**What you need to do**
Pick out each line in these entries that contains the string "Domini".
/---
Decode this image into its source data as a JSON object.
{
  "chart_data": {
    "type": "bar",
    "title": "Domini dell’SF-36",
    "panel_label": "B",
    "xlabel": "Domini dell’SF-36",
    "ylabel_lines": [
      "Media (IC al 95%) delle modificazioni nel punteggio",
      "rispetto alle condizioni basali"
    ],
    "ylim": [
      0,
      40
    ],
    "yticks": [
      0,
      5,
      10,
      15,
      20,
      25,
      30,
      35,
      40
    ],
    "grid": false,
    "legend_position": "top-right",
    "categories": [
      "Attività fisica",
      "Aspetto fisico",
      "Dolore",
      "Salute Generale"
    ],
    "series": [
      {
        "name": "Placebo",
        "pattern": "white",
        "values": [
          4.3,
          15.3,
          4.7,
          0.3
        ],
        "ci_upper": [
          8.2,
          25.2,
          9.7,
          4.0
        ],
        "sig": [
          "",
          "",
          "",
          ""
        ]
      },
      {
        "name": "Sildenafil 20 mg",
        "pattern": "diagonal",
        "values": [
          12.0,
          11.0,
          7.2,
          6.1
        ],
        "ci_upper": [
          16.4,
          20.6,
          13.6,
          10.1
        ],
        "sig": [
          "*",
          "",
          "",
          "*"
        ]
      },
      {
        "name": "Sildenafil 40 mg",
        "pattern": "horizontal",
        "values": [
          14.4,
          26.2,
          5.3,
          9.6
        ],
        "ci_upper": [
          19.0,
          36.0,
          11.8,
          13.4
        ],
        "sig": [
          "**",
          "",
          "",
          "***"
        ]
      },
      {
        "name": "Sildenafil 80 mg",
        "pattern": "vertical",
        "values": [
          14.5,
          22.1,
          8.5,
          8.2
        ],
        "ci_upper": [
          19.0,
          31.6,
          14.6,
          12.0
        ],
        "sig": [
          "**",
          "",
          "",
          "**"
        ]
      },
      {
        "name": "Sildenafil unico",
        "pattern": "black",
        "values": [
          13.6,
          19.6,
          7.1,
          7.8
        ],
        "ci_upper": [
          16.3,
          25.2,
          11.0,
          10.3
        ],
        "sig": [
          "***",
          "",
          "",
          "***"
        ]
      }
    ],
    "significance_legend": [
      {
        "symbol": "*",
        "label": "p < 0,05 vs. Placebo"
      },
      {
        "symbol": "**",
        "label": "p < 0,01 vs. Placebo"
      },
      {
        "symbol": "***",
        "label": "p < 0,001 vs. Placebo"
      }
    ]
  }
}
\---
**Result**
    "title": "Domini dell’SF-36",
    "xlabel": "Domini dell’SF-36",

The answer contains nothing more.